Start of EXTRACTED DATA
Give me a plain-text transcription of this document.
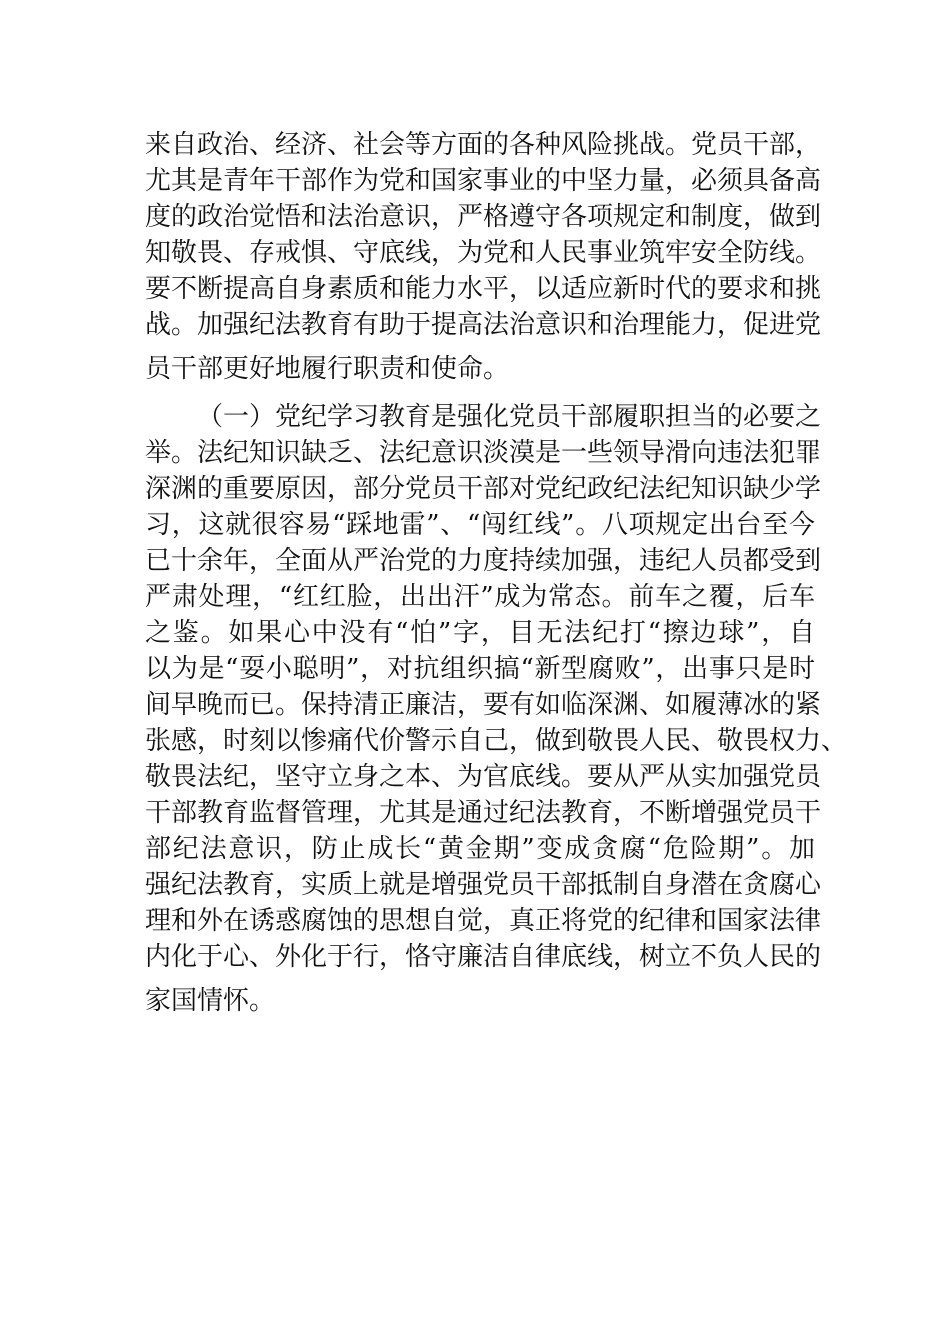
来自政治、经济、社会等方面的各种风险挑战。党员干部，
尤其是青年干部作为党和国家事业的中坚力量，必须具备高
度的政治觉悟和法治意识，严格遵守各项规定和制度，做到
知敬畏、存戒惧、守底线，为党和人民事业筑牢安全防线。
要不断提高自身素质和能力水平，以适应新时代的要求和挑
战。加强纪法教育有助于提高法治意识和治理能力，促进党
员干部更好地履行职责和使命。
（一）党纪学习教育是强化党员干部履职担当的必要之
举。法纪知识缺乏、法纪意识淡漠是一些领导滑向违法犯罪
深渊的重要原因，部分党员干部对党纪政纪法纪知识缺少学
习，这就很容易“踩地雷”、“闯红线”。八项规定出台至今
已十余年，全面从严治党的力度持续加强，违纪人员都受到
严肃处理，“红红脸，出出汗”成为常态。前车之覆，后车
之鉴。如果心中没有“怕”字，目无法纪打“擦边球”，自
以为是“耍小聪明”，对抗组织搞“新型腐败”，出事只是时
间早晚而已。保持清正廉洁，要有如临深渊、如履薄冰的紧
张感，时刻以惨痛代价警示自己，做到敬畏人民、敬畏权力、
敬畏法纪，坚守立身之本、为官底线。要从严从实加强党员
干部教育监督管理，尤其是通过纪法教育，不断增强党员干
部纪法意识，防止成长“黄金期”变成贪腐“危险期”。加
强纪法教育，实质上就是增强党员干部抵制自身潜在贪腐心
理和外在诱惑腐蚀的思想自觉，真正将党的纪律和国家法律
内化于心、外化于行，恪守廉洁自律底线，树立不负人民的
家国情怀。
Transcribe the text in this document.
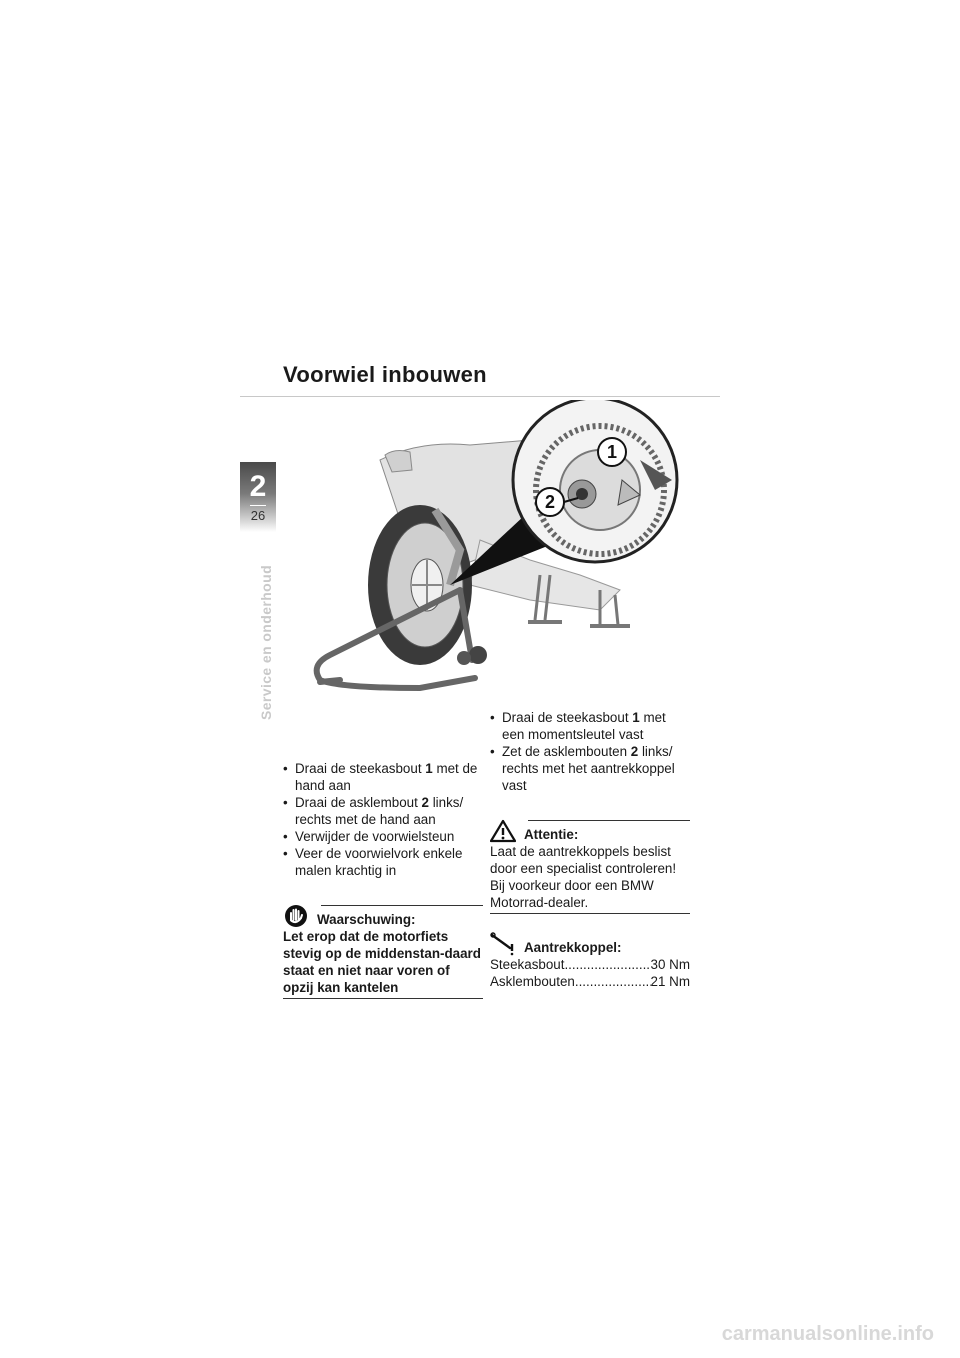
Voorwiel inbouwen
2
26
Service en onderhoud
1
2
• Draai de steekasbout 1 met de hand aan
• Draai de asklembout 2 links/ rechts met de hand aan
• Verwijder de voorwielsteun
• Veer de voorwielvork enkele malen krachtig in
Waarschuwing:
Let erop dat de motorfiets stevig op de middenstan-daard staat en niet naar voren of opzij kan kantelen
• Draai de steekasbout 1 met een momentsleutel vast
• Zet de asklembouten 2 links/ rechts met het aantrekkoppel vast
Attentie:
Laat de aantrekkoppels beslist door een specialist controleren! Bij voorkeur door een BMW Motorrad-dealer.
Aantrekkoppel:
Steekasbout .....	30 Nm
Asklembouten .....	21 Nm
carmanualsonline.info
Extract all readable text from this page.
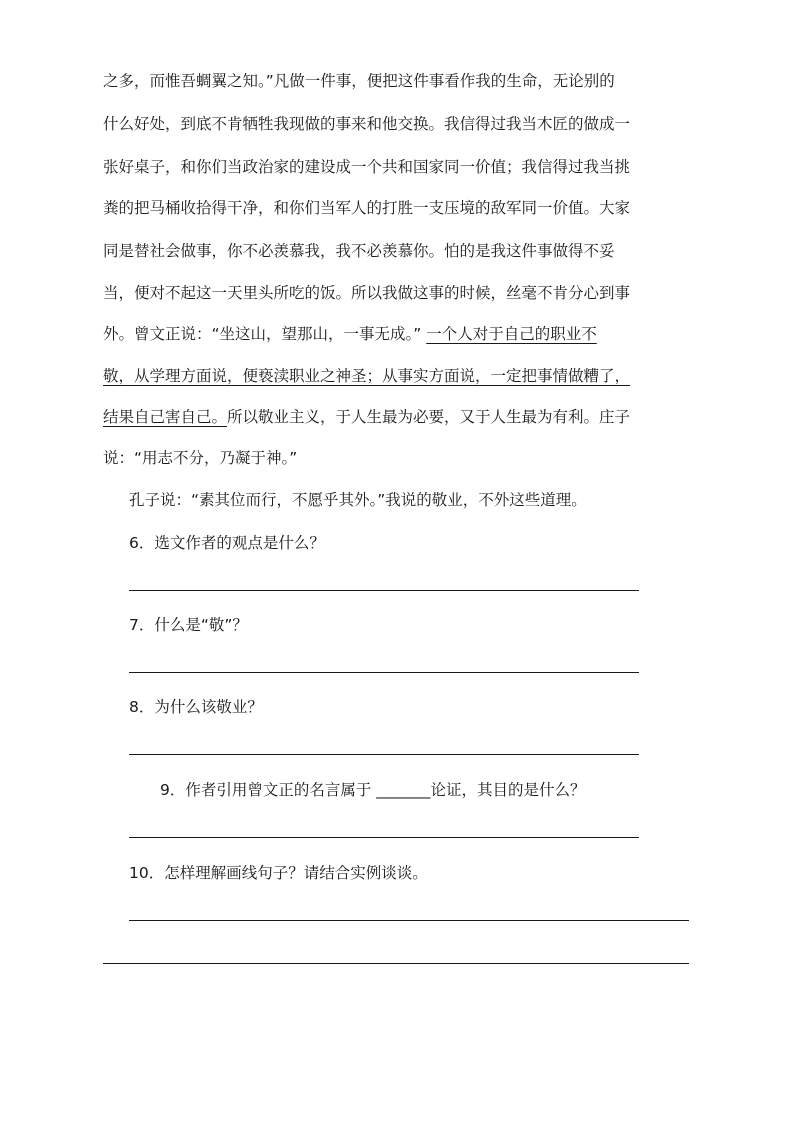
之多，而惟吾蜩翼之知。”凡做一件事，便把这件事看作我的生命，无论别的
什么好处，到底不肯牺牲我现做的事来和他交换。我信得过我当木匠的做成一
张好桌子，和你们当政治家的建设成一个共和国家同一价值；我信得过我当挑
粪的把马桶收拾得干净，和你们当军人的打胜一支压境的敌军同一价值。大家
同是替社会做事，你不必羡慕我，我不必羡慕你。怕的是我这件事做得不妥
当，便对不起这一天里头所吃的饭。所以我做这事的时候，丝毫不肯分心到事
外。曾文正说：“坐这山，望那山，一事无成。” 一个人对于自己的职业不
敬，从学理方面说，便亵渎职业之神圣；从事实方面说，一定把事情做糟了，
结果自己害自己。所以敬业主义，于人生最为必要，又于人生最为有利。庄子
说：“用志不分，乃凝于神。”
孔子说：“素其位而行，不愿乎其外。”我说的敬业，不外这些道理。
6．选文作者的观点是什么？
7．什么是“敬”？
8．为什么该敬业？
9．作者引用曾文正的名言属于 _______论证，其目的是什么？
10．怎样理解画线句子？请结合实例谈谈。
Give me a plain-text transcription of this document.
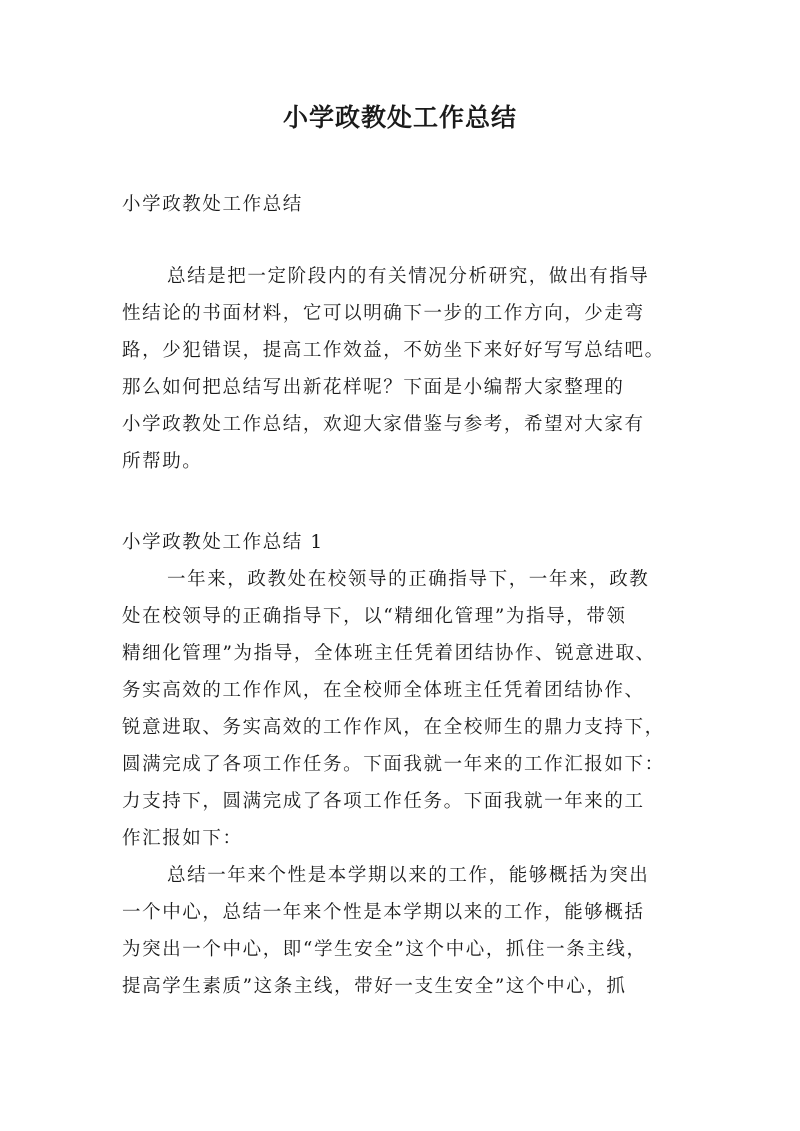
小学政教处工作总结
小学政教处工作总结
总结是把一定阶段内的有关情况分析研究，做出有指导
性结论的书面材料，它可以明确下一步的工作方向，少走弯
路，少犯错误，提高工作效益，不妨坐下来好好写写总结吧。
那么如何把总结写出新花样呢？下面是小编帮大家整理的
小学政教处工作总结，欢迎大家借鉴与参考，希望对大家有
所帮助。
小学政教处工作总结 1
一年来，政教处在校领导的正确指导下，一年来，政教
处在校领导的正确指导下，以“精细化管理”为指导，带领
精细化管理”为指导，全体班主任凭着团结协作、锐意进取、
务实高效的工作作风，在全校师全体班主任凭着团结协作、
锐意进取、务实高效的工作作风，在全校师生的鼎力支持下，
圆满完成了各项工作任务。下面我就一年来的工作汇报如下：
力支持下，圆满完成了各项工作任务。下面我就一年来的工
作汇报如下：
总结一年来个性是本学期以来的工作，能够概括为突出
一个中心，总结一年来个性是本学期以来的工作，能够概括
为突出一个中心，即“学生安全”这个中心，抓住一条主线，
提高学生素质”这条主线，带好一支生安全”这个中心，抓
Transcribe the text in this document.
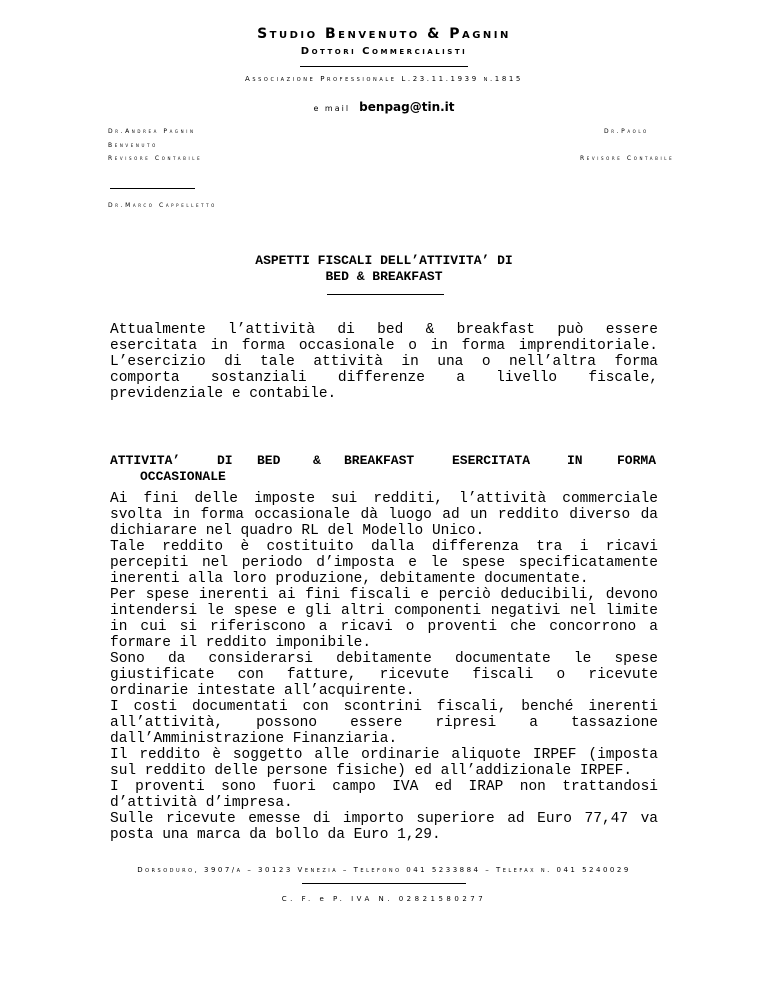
Studio Benvenuto & Pagnin
Dottori Commercialisti
Associazione Professionale L.23.11.1939 n.1815
e mail benpag@tin.it
Dr.Andrea Pagnin
Benvenuto
Revisore Contabile
Dr.Paolo
Revisore Contabile
Dr.Marco Cappelletto
ASPETTI FISCALI DELL’ATTIVITA’ DI
BED & BREAKFAST

Attualmente l’attività di bed & breakfast può essere esercitata in forma occasionale o in forma imprenditoriale. L’esercizio di tale attività in una o nell’altra forma comporta sostanziali differenze a livello fiscale, previdenziale e contabile.

ATTIVITA’	DI BED	& BREAKFAST	ESERCITATA	IN	FORMA
OCCASIONALE

Ai fini delle imposte sui redditi, l’attività commerciale svolta in forma occasionale dà luogo ad un reddito diverso da dichiarare nel quadro RL del Modello Unico.

Tale reddito è costituito dalla differenza tra i ricavi percepiti nel periodo d’imposta e le spese specificatamente inerenti alla loro produzione, debitamente documentate.

Per spese inerenti ai fini fiscali e perciò deducibili, devono intendersi le spese e gli altri componenti negativi nel limite in cui si riferiscono a ricavi o proventi che concorrono a formare il reddito imponibile.

Sono da considerarsi debitamente documentate le spese giustificate con fatture, ricevute fiscali o ricevute ordinarie intestate all’acquirente.

I costi documentati con scontrini fiscali, benché inerenti all’attività, possono essere ripresi a tassazione dall’Amministrazione Finanziaria.

Il reddito è soggetto alle ordinarie aliquote IRPEF (imposta sul reddito delle persone fisiche) ed all’addizionale IRPEF.

I proventi sono fuori campo IVA ed IRAP non trattandosi d’attività d’impresa.

Sulle ricevute emesse di importo superiore ad Euro 77,47 va posta una marca da bollo da Euro 1,29.

Dorsoduro, 3907/a – 30123 Venezia – Telefono 041 5233884 – Telefax n. 041 5240029
C. F. e P. IVA N. 02821580277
End of EXTRACTED DATA
Select all lines in the listing above where the word "rechts" appears, and show them.

• Draai de asklembout 2 links/ rechts met de hand aan
• Zet de asklembouten 2 links/ rechts met het aantrekkoppel vast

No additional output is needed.